**Objective**
Look at each line of the records and count those with "over" in them. Please answer with the count alone.
== == ==
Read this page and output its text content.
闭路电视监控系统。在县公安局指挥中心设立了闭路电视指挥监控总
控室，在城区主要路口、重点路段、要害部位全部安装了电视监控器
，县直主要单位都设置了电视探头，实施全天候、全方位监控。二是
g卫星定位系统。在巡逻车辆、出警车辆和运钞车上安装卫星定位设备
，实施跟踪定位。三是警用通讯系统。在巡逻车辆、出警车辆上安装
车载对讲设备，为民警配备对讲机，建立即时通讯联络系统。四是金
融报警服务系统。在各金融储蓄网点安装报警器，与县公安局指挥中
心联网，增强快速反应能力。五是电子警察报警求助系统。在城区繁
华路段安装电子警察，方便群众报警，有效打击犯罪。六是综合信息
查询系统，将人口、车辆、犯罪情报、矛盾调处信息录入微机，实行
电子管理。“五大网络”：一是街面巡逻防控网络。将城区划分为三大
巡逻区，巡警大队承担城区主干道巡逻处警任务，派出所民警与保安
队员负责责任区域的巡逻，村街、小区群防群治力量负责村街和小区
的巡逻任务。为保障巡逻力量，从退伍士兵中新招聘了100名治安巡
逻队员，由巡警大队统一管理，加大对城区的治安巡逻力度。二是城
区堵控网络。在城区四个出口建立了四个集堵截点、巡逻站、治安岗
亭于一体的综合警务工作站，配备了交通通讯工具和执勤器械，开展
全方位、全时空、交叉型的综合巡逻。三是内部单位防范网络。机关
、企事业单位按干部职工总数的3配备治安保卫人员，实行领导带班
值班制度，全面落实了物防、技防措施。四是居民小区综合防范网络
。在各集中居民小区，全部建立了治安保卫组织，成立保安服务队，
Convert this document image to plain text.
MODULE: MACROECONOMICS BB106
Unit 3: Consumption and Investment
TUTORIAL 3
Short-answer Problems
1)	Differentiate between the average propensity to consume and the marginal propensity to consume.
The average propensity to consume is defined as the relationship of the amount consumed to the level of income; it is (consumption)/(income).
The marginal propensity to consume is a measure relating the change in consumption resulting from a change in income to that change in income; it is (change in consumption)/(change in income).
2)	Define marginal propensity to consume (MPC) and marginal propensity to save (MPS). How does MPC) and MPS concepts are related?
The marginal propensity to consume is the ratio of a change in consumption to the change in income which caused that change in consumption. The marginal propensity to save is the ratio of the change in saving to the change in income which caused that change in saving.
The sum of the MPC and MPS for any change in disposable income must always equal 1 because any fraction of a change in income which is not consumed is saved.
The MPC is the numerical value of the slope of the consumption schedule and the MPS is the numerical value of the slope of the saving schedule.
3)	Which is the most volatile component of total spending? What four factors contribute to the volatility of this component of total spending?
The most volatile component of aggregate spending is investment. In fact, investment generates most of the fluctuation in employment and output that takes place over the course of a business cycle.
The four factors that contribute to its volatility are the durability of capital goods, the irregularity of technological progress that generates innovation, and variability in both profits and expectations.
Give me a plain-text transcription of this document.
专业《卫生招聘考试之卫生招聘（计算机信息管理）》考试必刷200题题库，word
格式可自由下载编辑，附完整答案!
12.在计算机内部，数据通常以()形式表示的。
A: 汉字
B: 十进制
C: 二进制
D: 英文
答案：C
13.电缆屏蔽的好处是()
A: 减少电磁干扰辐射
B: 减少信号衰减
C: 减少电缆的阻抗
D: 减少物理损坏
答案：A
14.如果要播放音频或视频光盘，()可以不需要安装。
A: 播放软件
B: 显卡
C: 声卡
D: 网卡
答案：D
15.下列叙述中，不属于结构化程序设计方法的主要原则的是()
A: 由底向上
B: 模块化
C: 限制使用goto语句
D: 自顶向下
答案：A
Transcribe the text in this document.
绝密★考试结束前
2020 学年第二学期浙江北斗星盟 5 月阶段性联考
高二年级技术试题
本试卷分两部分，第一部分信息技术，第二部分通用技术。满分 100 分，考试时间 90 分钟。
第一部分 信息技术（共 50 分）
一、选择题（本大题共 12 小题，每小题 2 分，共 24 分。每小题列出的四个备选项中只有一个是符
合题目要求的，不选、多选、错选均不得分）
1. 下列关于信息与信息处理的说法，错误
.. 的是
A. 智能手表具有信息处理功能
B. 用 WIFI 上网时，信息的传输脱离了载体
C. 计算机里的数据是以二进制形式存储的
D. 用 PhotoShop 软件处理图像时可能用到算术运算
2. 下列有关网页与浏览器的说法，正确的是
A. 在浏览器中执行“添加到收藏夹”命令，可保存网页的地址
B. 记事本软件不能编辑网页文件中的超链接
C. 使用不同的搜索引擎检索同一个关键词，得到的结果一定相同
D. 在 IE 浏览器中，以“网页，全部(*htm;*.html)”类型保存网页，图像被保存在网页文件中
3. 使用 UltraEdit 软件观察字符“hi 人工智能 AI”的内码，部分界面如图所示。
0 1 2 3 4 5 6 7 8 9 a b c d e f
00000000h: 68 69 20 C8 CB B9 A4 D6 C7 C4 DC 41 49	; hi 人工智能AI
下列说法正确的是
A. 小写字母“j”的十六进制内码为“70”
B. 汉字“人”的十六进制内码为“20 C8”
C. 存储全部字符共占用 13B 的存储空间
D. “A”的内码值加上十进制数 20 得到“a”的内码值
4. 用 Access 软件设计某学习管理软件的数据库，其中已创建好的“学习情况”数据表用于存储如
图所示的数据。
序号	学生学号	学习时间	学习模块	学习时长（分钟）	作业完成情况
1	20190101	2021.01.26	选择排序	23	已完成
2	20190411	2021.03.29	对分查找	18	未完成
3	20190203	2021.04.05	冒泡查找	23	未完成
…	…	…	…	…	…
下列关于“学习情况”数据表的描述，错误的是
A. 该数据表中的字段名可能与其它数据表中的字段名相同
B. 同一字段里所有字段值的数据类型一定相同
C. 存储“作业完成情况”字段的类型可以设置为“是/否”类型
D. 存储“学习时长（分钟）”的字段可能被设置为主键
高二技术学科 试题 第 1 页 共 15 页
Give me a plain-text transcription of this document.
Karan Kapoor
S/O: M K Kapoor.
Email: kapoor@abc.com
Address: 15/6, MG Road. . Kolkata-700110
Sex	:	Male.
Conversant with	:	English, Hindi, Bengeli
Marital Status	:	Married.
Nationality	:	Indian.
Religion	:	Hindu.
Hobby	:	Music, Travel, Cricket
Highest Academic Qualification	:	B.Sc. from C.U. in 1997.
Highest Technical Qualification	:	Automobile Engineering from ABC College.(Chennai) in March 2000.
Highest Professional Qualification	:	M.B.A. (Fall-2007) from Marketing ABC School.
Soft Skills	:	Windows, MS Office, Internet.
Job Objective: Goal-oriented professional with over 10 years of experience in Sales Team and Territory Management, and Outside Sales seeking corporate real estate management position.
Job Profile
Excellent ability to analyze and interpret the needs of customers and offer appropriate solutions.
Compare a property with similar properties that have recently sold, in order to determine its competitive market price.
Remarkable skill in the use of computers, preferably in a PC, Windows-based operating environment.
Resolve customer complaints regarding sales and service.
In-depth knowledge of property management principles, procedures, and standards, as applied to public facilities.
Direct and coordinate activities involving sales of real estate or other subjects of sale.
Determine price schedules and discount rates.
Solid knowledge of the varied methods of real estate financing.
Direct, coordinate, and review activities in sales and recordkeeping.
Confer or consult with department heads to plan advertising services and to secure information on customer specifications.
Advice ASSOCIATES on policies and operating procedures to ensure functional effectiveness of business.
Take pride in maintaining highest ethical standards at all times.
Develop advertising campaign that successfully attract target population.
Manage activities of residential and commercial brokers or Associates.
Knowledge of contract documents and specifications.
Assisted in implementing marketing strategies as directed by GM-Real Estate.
== == ==
**Result of this exercise**
2